* _The problem_:
Reproduce the records below in full and exactly, without their images.

★ ★ ★ ★ ★

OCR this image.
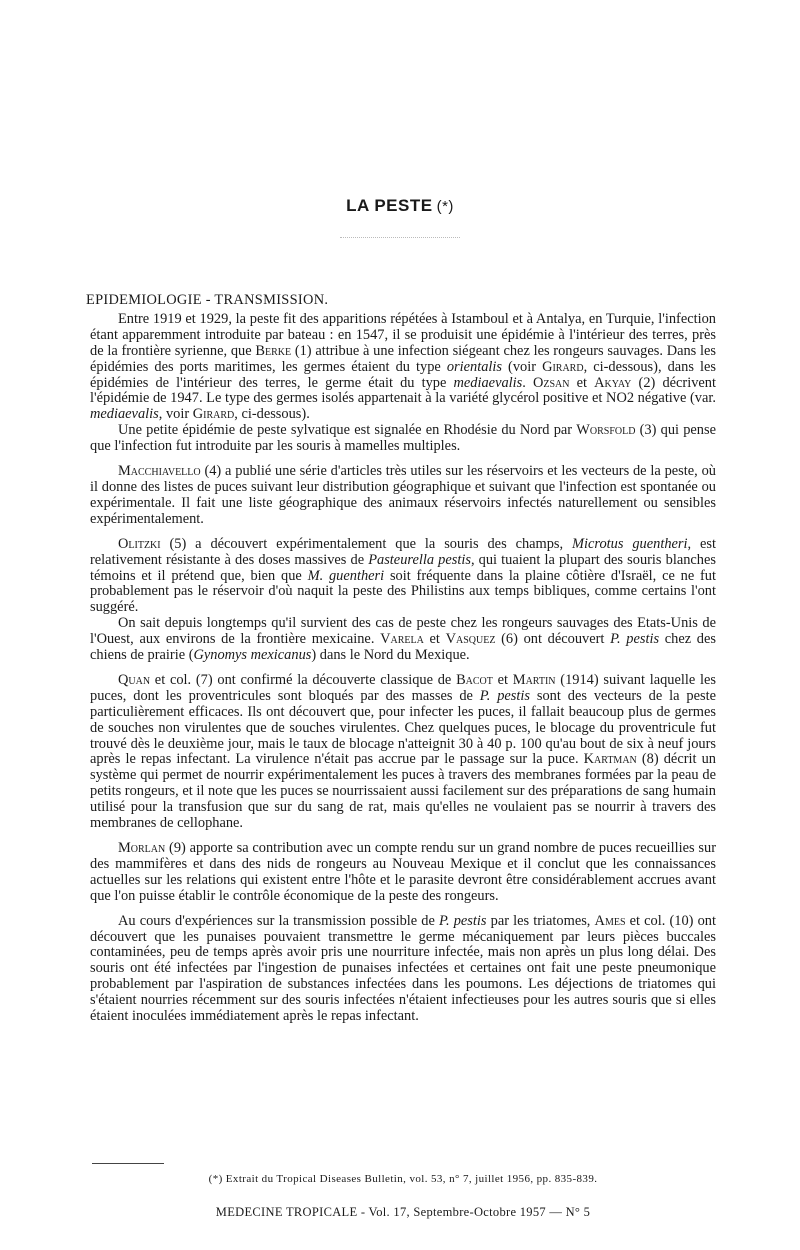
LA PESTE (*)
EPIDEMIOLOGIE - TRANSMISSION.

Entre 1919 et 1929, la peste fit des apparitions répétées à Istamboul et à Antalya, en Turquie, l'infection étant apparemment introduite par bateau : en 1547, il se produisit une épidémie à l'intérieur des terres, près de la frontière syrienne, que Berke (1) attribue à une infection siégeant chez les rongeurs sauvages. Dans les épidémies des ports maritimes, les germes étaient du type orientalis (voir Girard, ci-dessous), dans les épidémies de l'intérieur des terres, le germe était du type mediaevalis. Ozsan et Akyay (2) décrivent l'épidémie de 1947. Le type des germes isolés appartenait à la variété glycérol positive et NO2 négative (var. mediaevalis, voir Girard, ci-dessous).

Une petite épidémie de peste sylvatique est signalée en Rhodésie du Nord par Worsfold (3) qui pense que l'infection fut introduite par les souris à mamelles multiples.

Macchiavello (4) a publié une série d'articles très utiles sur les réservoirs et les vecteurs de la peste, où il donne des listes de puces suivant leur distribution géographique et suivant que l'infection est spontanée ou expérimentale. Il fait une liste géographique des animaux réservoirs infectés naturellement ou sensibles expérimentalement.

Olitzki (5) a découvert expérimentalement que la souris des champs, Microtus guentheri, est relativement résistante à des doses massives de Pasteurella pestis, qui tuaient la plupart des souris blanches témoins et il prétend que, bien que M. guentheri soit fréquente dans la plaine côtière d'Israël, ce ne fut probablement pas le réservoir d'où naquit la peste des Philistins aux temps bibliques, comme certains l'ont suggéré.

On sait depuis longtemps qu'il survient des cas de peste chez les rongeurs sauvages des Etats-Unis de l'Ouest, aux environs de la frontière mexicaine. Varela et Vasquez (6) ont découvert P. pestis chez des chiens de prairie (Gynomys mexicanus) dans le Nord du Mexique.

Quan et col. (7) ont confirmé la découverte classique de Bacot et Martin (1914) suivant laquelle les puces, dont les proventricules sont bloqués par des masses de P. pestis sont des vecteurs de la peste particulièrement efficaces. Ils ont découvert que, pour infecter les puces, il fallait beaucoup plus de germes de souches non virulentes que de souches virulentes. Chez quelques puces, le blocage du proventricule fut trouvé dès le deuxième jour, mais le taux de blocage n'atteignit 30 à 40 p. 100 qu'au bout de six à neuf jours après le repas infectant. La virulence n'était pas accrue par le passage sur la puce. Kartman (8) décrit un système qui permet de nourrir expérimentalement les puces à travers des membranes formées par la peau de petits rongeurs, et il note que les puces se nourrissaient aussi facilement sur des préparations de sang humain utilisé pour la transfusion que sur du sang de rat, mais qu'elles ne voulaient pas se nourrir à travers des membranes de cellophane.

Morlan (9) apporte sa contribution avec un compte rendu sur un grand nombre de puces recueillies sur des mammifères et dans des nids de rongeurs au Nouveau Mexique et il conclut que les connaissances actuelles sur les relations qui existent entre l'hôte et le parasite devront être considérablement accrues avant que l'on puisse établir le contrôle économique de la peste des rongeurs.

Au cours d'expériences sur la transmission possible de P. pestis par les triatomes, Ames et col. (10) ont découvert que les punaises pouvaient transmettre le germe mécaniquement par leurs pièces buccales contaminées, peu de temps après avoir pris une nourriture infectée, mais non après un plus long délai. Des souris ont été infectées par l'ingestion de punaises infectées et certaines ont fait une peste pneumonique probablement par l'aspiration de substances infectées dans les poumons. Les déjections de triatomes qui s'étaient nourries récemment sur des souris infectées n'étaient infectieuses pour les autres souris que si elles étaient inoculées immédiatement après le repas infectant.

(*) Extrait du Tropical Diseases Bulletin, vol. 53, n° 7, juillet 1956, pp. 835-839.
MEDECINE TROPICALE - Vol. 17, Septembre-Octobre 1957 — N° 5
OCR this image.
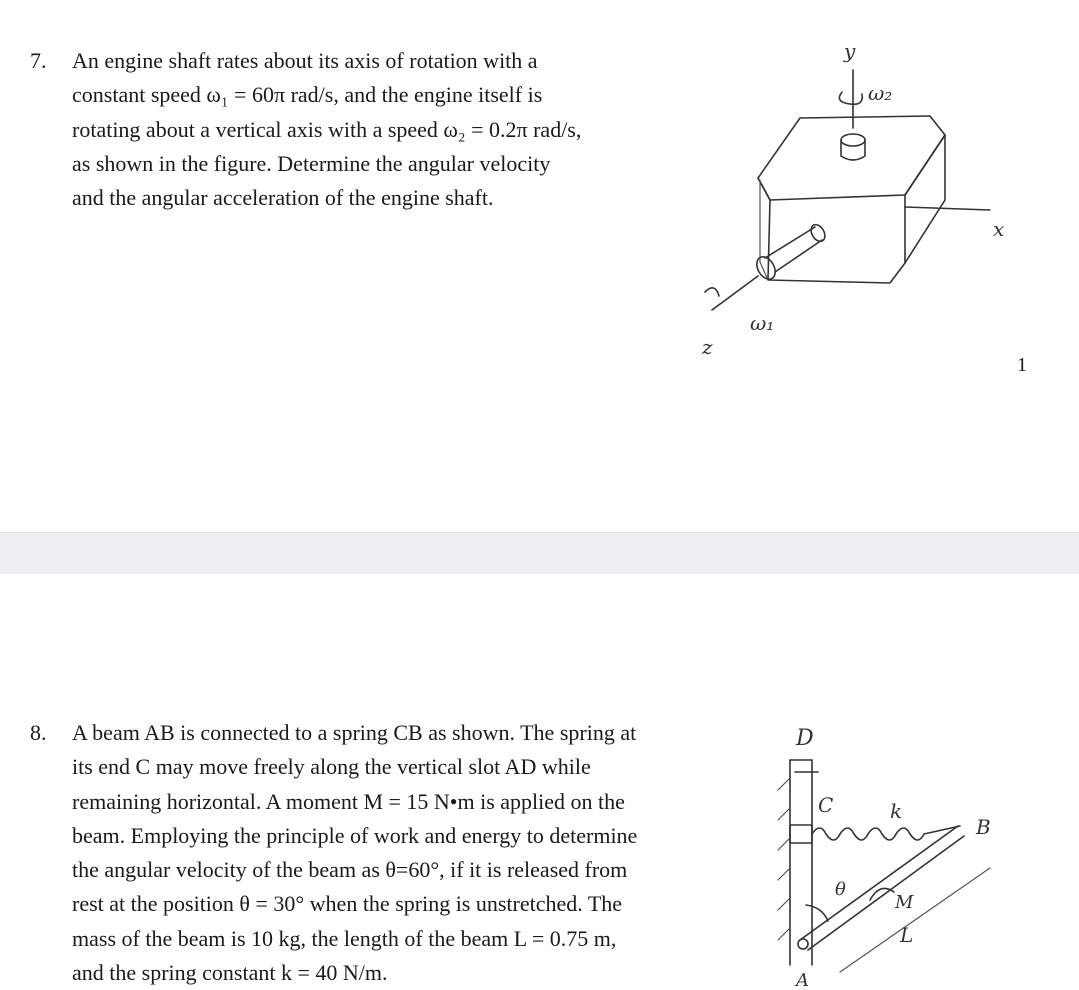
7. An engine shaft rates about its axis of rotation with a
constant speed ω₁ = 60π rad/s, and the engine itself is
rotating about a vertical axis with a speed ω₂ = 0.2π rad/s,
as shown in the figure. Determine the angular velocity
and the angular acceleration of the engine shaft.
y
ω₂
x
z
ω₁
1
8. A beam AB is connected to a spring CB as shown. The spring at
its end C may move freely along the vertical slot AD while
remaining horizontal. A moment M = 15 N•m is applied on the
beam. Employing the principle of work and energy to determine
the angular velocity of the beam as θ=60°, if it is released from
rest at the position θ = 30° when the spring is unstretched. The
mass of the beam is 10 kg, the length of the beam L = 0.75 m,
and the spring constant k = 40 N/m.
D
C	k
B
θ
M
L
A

★ ★ ★ ★ ★

* _Response to the exercise_:
OCR this image.
LA PESTE (*)
EPIDEMIOLOGIE - TRANSMISSION.

Entre 1919 et 1929, la peste fit des apparitions répétées à Istamboul et à Antalya, en Turquie, l'infection étant apparemment introduite par bateau : en 1547, il se produisit une épidémie à l'intérieur des terres, près de la frontière syrienne, que Berke (1) attribue à une infection siégeant chez les rongeurs sauvages. Dans les épidémies des ports maritimes, les germes étaient du type orientalis (voir Girard, ci-dessous), dans les épidémies de l'intérieur des terres, le germe était du type mediaevalis. Ozsan et Akyay (2) décrivent l'épidémie de 1947. Le type des germes isolés appartenait à la variété glycérol positive et NO2 négative (var. mediaevalis, voir Girard, ci-dessous).

Une petite épidémie de peste sylvatique est signalée en Rhodésie du Nord par Worsfold (3) qui pense que l'infection fut introduite par les souris à mamelles multiples.

Macchiavello (4) a publié une série d'articles très utiles sur les réservoirs et les vecteurs de la peste, où il donne des listes de puces suivant leur distribution géographique et suivant que l'infection est spontanée ou expérimentale. Il fait une liste géographique des animaux réservoirs infectés naturellement ou sensibles expérimentalement.

Olitzki (5) a découvert expérimentalement que la souris des champs, Microtus guentheri, est relativement résistante à des doses massives de Pasteurella pestis, qui tuaient la plupart des souris blanches témoins et il prétend que, bien que M. guentheri soit fréquente dans la plaine côtière d'Israël, ce ne fut probablement pas le réservoir d'où naquit la peste des Philistins aux temps bibliques, comme certains l'ont suggéré.

On sait depuis longtemps qu'il survient des cas de peste chez les rongeurs sauvages des Etats-Unis de l'Ouest, aux environs de la frontière mexicaine. Varela et Vasquez (6) ont découvert P. pestis chez des chiens de prairie (Gynomys mexicanus) dans le Nord du Mexique.

Quan et col. (7) ont confirmé la découverte classique de Bacot et Martin (1914) suivant laquelle les puces, dont les proventricules sont bloqués par des masses de P. pestis sont des vecteurs de la peste particulièrement efficaces. Ils ont découvert que, pour infecter les puces, il fallait beaucoup plus de germes de souches non virulentes que de souches virulentes. Chez quelques puces, le blocage du proventricule fut trouvé dès le deuxième jour, mais le taux de blocage n'atteignit 30 à 40 p. 100 qu'au bout de six à neuf jours après le repas infectant. La virulence n'était pas accrue par le passage sur la puce. Kartman (8) décrit un système qui permet de nourrir expérimentalement les puces à travers des membranes formées par la peau de petits rongeurs, et il note que les puces se nourrissaient aussi facilement sur des préparations de sang humain utilisé pour la transfusion que sur du sang de rat, mais qu'elles ne voulaient pas se nourrir à travers des membranes de cellophane.

Morlan (9) apporte sa contribution avec un compte rendu sur un grand nombre de puces recueillies sur des mammifères et dans des nids de rongeurs au Nouveau Mexique et il conclut que les connaissances actuelles sur les relations qui existent entre l'hôte et le parasite devront être considérablement accrues avant que l'on puisse établir le contrôle économique de la peste des rongeurs.

Au cours d'expériences sur la transmission possible de P. pestis par les triatomes, Ames et col. (10) ont découvert que les punaises pouvaient transmettre le germe mécaniquement par leurs pièces buccales contaminées, peu de temps après avoir pris une nourriture infectée, mais non après un plus long délai. Des souris ont été infectées par l'ingestion de punaises infectées et certaines ont fait une peste pneumonique probablement par l'aspiration de substances infectées dans les poumons. Les déjections de triatomes qui s'étaient nourries récemment sur des souris infectées n'étaient infectieuses pour les autres souris que si elles étaient inoculées immédiatement après le repas infectant.

(*) Extrait du Tropical Diseases Bulletin, vol. 53, n° 7, juillet 1956, pp. 835-839.
MEDECINE TROPICALE - Vol. 17, Septembre-Octobre 1957 — N° 5
OCR this image.
7. An engine shaft rates about its axis of rotation with a
constant speed ω₁ = 60π rad/s, and the engine itself is
rotating about a vertical axis with a speed ω₂ = 0.2π rad/s,
as shown in the figure. Determine the angular velocity
and the angular acceleration of the engine shaft.
y
ω₂
x
z
ω₁
1
8. A beam AB is connected to a spring CB as shown. The spring at
its end C may move freely along the vertical slot AD while
remaining horizontal. A moment M = 15 N•m is applied on the
beam. Employing the principle of work and energy to determine
the angular velocity of the beam as θ=60°, if it is released from
rest at the position θ = 30° when the spring is unstretched. The
mass of the beam is 10 kg, the length of the beam L = 0.75 m,
and the spring constant k = 40 N/m.
D
C	k
B
θ
M
L
A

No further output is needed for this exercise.